Look through the data below and work out how many lines contain the string "distress". Give the number alone.

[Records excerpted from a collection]
######

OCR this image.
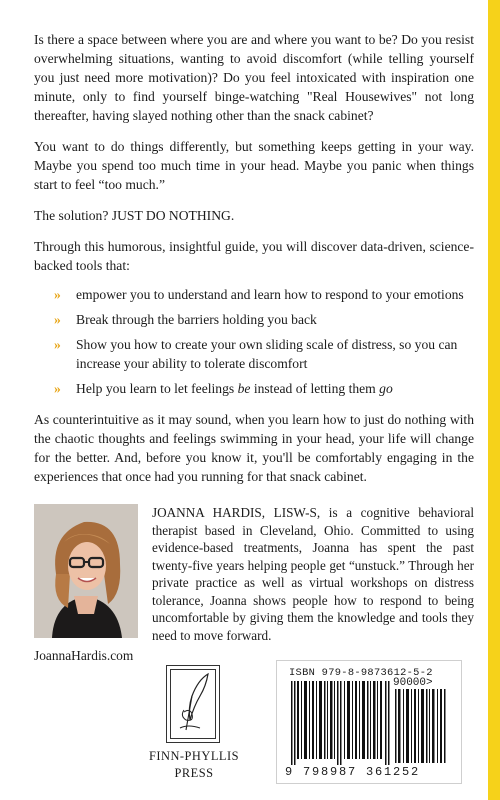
Is there a space between where you are and where you want to be? Do you resist overwhelming situations, wanting to avoid discomfort (while telling yourself you just need more motivation)? Do you feel intoxicated with inspiration one minute, only to find yourself binge-watching "Real Housewives" not long thereafter, having slayed nothing other than the snack cabinet?

You want to do things differently, but something keeps getting in your way. Maybe you spend too much time in your head. Maybe you panic when things start to feel “too much.”

The solution? JUST DO NOTHING.

Through this humorous, insightful guide, you will discover data-driven, science-backed tools that:

» empower you to understand and learn how to respond to your emotions
» Break through the barriers holding you back
» Show you how to create your own sliding scale of distress, so you can increase your ability to tolerate discomfort
» Help you learn to let feelings be instead of letting them go

As counterintuitive as it may sound, when you learn how to just do nothing with the chaotic thoughts and feelings swimming in your head, your life will change for the better. And, before you know it, you'll be comfortably engaging in the experiences that once had you running for that snack cabinet.

JOANNA HARDIS, LISW-S, is a cognitive behavioral therapist based in Cleveland, Ohio. Committed to using evidence-based treatments, Joanna has spent the past twenty-five years helping people get “unstuck.” Through her private practice as well as virtual workshops on distress tolerance, Joanna shows people how to respond to being uncomfortable by giving them the knowledge and tools they need to move forward.
JoannaHardis.com
FINN-PHYLLIS
PRESS
ISBN 979-8-9873612-5-2
90000>
9 798987 361252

######

* **Output of the exercise**
2